= Prompt =
Below are some records; reproduce every one of them exactly.

= Collected data =
(begin)

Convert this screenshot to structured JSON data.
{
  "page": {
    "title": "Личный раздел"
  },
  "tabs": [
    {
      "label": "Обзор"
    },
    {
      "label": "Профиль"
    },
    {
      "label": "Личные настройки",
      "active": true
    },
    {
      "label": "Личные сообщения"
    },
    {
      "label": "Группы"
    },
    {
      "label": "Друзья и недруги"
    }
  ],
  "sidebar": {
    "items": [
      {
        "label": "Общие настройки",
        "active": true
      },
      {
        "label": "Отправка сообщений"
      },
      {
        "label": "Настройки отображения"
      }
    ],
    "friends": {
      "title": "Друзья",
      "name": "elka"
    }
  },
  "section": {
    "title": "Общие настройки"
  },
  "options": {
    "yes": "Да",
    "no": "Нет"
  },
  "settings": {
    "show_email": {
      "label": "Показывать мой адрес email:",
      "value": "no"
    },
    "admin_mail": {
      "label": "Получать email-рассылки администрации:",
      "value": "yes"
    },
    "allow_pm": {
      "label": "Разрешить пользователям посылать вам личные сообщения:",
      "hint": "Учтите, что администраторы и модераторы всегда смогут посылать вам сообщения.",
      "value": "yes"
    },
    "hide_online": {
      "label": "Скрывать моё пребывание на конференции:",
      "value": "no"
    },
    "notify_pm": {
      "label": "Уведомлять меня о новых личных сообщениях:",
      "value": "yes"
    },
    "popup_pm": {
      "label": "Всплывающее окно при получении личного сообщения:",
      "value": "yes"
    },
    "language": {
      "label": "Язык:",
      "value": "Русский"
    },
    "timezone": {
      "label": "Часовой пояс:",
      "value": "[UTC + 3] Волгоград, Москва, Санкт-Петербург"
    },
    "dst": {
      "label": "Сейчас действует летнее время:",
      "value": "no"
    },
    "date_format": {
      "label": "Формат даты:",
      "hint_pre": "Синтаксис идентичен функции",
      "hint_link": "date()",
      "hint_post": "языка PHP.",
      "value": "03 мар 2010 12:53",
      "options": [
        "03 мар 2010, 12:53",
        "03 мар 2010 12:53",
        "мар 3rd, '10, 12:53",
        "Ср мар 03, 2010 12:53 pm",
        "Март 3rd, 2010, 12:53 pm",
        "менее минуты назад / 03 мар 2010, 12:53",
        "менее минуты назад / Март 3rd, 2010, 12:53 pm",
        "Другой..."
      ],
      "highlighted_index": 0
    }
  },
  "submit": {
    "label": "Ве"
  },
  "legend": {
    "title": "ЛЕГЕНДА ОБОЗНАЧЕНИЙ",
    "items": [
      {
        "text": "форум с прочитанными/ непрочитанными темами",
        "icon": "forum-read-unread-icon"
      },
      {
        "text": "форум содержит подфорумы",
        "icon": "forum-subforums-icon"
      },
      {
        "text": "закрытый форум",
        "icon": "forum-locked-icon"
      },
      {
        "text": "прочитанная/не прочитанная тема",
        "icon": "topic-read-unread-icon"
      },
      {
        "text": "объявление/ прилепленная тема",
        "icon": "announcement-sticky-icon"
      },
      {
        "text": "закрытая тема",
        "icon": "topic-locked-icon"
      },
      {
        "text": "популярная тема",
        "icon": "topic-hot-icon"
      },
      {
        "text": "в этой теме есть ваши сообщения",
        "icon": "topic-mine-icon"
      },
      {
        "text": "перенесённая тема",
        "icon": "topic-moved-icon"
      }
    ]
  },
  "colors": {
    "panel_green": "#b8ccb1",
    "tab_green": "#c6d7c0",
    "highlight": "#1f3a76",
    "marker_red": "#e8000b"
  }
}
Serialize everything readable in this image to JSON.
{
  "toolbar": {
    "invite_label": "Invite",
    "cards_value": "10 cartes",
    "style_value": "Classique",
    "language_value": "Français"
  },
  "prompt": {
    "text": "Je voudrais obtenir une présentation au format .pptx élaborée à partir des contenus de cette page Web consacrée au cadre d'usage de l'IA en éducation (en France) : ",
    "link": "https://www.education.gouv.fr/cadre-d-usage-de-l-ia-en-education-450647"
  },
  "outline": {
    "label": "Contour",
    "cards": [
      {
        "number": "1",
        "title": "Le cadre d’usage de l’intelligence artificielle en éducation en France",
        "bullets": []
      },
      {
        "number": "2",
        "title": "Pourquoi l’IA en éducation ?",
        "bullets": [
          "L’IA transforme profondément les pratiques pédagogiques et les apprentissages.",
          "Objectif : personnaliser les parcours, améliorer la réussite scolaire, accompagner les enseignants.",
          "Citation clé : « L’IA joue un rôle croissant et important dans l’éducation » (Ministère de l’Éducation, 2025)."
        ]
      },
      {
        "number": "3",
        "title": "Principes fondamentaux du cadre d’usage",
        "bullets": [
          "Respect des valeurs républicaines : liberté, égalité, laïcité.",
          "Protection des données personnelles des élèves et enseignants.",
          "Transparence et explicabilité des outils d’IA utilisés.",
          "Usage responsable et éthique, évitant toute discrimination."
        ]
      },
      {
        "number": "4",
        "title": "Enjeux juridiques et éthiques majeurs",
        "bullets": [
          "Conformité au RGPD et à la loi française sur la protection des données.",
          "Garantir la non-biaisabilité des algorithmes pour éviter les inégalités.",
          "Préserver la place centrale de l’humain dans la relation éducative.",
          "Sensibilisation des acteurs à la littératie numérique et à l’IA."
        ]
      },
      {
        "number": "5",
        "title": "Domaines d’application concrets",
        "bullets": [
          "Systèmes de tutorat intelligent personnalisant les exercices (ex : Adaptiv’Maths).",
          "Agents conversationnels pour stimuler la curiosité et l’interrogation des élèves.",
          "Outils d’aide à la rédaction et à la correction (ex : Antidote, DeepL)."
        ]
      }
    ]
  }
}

(end)

= Complete answer =
Convert this screenshot to structured JSON data.
{
  "page": {
    "title": "Личный раздел"
  },
  "tabs": [
    {
      "label": "Обзор"
    },
    {
      "label": "Профиль"
    },
    {
      "label": "Личные настройки",
      "active": true
    },
    {
      "label": "Личные сообщения"
    },
    {
      "label": "Группы"
    },
    {
      "label": "Друзья и недруги"
    }
  ],
  "sidebar": {
    "items": [
      {
        "label": "Общие настройки",
        "active": true
      },
      {
        "label": "Отправка сообщений"
      },
      {
        "label": "Настройки отображения"
      }
    ],
    "friends": {
      "title": "Друзья",
      "name": "elka"
    }
  },
  "section": {
    "title": "Общие настройки"
  },
  "options": {
    "yes": "Да",
    "no": "Нет"
  },
  "settings": {
    "show_email": {
      "label": "Показывать мой адрес email:",
      "value": "no"
    },
    "admin_mail": {
      "label": "Получать email-рассылки администрации:",
      "value": "yes"
    },
    "allow_pm": {
      "label": "Разрешить пользователям посылать вам личные сообщения:",
      "hint": "Учтите, что администраторы и модераторы всегда смогут посылать вам сообщения.",
      "value": "yes"
    },
    "hide_online": {
      "label": "Скрывать моё пребывание на конференции:",
      "value": "no"
    },
    "notify_pm": {
      "label": "Уведомлять меня о новых личных сообщениях:",
      "value": "yes"
    },
    "popup_pm": {
      "label": "Всплывающее окно при получении личного сообщения:",
      "value": "yes"
    },
    "language": {
      "label": "Язык:",
      "value": "Русский"
    },
    "timezone": {
      "label": "Часовой пояс:",
      "value": "[UTC + 3] Волгоград, Москва, Санкт-Петербург"
    },
    "dst": {
      "label": "Сейчас действует летнее время:",
      "value": "no"
    },
    "date_format": {
      "label": "Формат даты:",
      "hint_pre": "Синтаксис идентичен функции",
      "hint_link": "date()",
      "hint_post": "языка PHP.",
      "value": "03 мар 2010 12:53",
      "options": [
        "03 мар 2010, 12:53",
        "03 мар 2010 12:53",
        "мар 3rd, '10, 12:53",
        "Ср мар 03, 2010 12:53 pm",
        "Март 3rd, 2010, 12:53 pm",
        "менее минуты назад / 03 мар 2010, 12:53",
        "менее минуты назад / Март 3rd, 2010, 12:53 pm",
        "Другой..."
      ],
      "highlighted_index": 0
    }
  },
  "submit": {
    "label": "Ве"
  },
  "legend": {
    "title": "ЛЕГЕНДА ОБОЗНАЧЕНИЙ",
    "items": [
      {
        "text": "форум с прочитанными/ непрочитанными темами",
        "icon": "forum-read-unread-icon"
      },
      {
        "text": "форум содержит подфорумы",
        "icon": "forum-subforums-icon"
      },
      {
        "text": "закрытый форум",
        "icon": "forum-locked-icon"
      },
      {
        "text": "прочитанная/не прочитанная тема",
        "icon": "topic-read-unread-icon"
      },
      {
        "text": "объявление/ прилепленная тема",
        "icon": "announcement-sticky-icon"
      },
      {
        "text": "закрытая тема",
        "icon": "topic-locked-icon"
      },
      {
        "text": "популярная тема",
        "icon": "topic-hot-icon"
      },
      {
        "text": "в этой теме есть ваши сообщения",
        "icon": "topic-mine-icon"
      },
      {
        "text": "перенесённая тема",
        "icon": "topic-moved-icon"
      }
    ]
  },
  "colors": {
    "panel_green": "#b8ccb1",
    "tab_green": "#c6d7c0",
    "highlight": "#1f3a76",
    "marker_red": "#e8000b"
  }
}
Serialize everything readable in this image to JSON.
{
  "toolbar": {
    "invite_label": "Invite",
    "cards_value": "10 cartes",
    "style_value": "Classique",
    "language_value": "Français"
  },
  "prompt": {
    "text": "Je voudrais obtenir une présentation au format .pptx élaborée à partir des contenus de cette page Web consacrée au cadre d'usage de l'IA en éducation (en France) : ",
    "link": "https://www.education.gouv.fr/cadre-d-usage-de-l-ia-en-education-450647"
  },
  "outline": {
    "label": "Contour",
    "cards": [
      {
        "number": "1",
        "title": "Le cadre d’usage de l’intelligence artificielle en éducation en France",
        "bullets": []
      },
      {
        "number": "2",
        "title": "Pourquoi l’IA en éducation ?",
        "bullets": [
          "L’IA transforme profondément les pratiques pédagogiques et les apprentissages.",
          "Objectif : personnaliser les parcours, améliorer la réussite scolaire, accompagner les enseignants.",
          "Citation clé : « L’IA joue un rôle croissant et important dans l’éducation » (Ministère de l’Éducation, 2025)."
        ]
      },
      {
        "number": "3",
        "title": "Principes fondamentaux du cadre d’usage",
        "bullets": [
          "Respect des valeurs républicaines : liberté, égalité, laïcité.",
          "Protection des données personnelles des élèves et enseignants.",
          "Transparence et explicabilité des outils d’IA utilisés.",
          "Usage responsable et éthique, évitant toute discrimination."
        ]
      },
      {
        "number": "4",
        "title": "Enjeux juridiques et éthiques majeurs",
        "bullets": [
          "Conformité au RGPD et à la loi française sur la protection des données.",
          "Garantir la non-biaisabilité des algorithmes pour éviter les inégalités.",
          "Préserver la place centrale de l’humain dans la relation éducative.",
          "Sensibilisation des acteurs à la littératie numérique et à l’IA."
        ]
      },
      {
        "number": "5",
        "title": "Domaines d’application concrets",
        "bullets": [
          "Systèmes de tutorat intelligent personnalisant les exercices (ex : Adaptiv’Maths).",
          "Agents conversationnels pour stimuler la curiosité et l’interrogation des élèves.",
          "Outils d’aide à la rédaction et à la correction (ex : Antidote, DeepL)."
        ]
      }
    ]
  }
}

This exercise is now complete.